▶ [REQUIREMENTS]: Copy every record exactly, and keep the pictures out.

Stored records:

________________________________________

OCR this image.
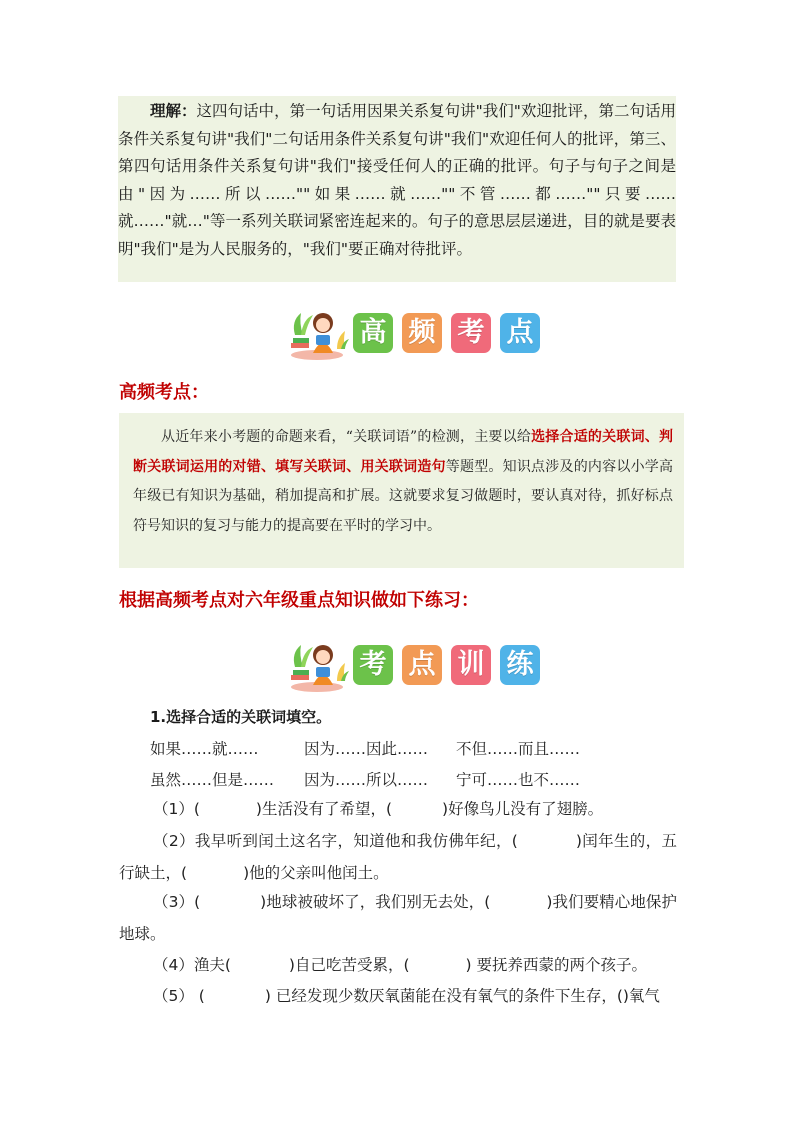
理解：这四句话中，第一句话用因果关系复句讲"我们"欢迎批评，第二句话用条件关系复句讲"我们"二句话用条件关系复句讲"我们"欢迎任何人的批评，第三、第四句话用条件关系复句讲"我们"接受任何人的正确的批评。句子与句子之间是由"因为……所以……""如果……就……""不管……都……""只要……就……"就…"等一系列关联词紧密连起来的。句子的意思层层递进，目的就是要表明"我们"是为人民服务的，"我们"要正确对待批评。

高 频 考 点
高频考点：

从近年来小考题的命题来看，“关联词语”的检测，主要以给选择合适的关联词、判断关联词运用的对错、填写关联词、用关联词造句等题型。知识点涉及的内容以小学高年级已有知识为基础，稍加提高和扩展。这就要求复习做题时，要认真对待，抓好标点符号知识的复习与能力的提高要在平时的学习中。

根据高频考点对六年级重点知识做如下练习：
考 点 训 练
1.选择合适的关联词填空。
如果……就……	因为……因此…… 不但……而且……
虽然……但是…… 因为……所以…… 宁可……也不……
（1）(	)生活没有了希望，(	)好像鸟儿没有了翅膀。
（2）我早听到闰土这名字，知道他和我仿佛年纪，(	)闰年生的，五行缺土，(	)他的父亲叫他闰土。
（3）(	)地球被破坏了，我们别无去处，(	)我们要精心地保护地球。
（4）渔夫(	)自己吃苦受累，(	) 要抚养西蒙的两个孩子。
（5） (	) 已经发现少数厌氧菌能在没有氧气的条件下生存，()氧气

________________________________________

▶ [WRITTEN REPLY]:
OCR this image.
理解：这四句话中，第一句话用因果关系复句讲"我们"欢迎批评，第二句话用条件关系复句讲"我们"二句话用条件关系复句讲"我们"欢迎任何人的批评，第三、第四句话用条件关系复句讲"我们"接受任何人的正确的批评。句子与句子之间是由"因为……所以……""如果……就……""不管……都……""只要……就……"就…"等一系列关联词紧密连起来的。句子的意思层层递进，目的就是要表明"我们"是为人民服务的，"我们"要正确对待批评。

高 频 考 点
高频考点：

从近年来小考题的命题来看，“关联词语”的检测，主要以给选择合适的关联词、判断关联词运用的对错、填写关联词、用关联词造句等题型。知识点涉及的内容以小学高年级已有知识为基础，稍加提高和扩展。这就要求复习做题时，要认真对待，抓好标点符号知识的复习与能力的提高要在平时的学习中。

根据高频考点对六年级重点知识做如下练习：
考 点 训 练
1.选择合适的关联词填空。
如果……就……	因为……因此…… 不但……而且……
虽然……但是…… 因为……所以…… 宁可……也不……
（1）(	)生活没有了希望，(	)好像鸟儿没有了翅膀。
（2）我早听到闰土这名字，知道他和我仿佛年纪，(	)闰年生的，五行缺土，(	)他的父亲叫他闰土。
（3）(	)地球被破坏了，我们别无去处，(	)我们要精心地保护地球。
（4）渔夫(	)自己吃苦受累，(	) 要抚养西蒙的两个孩子。
（5） (	) 已经发现少数厌氧菌能在没有氧气的条件下生存，()氧气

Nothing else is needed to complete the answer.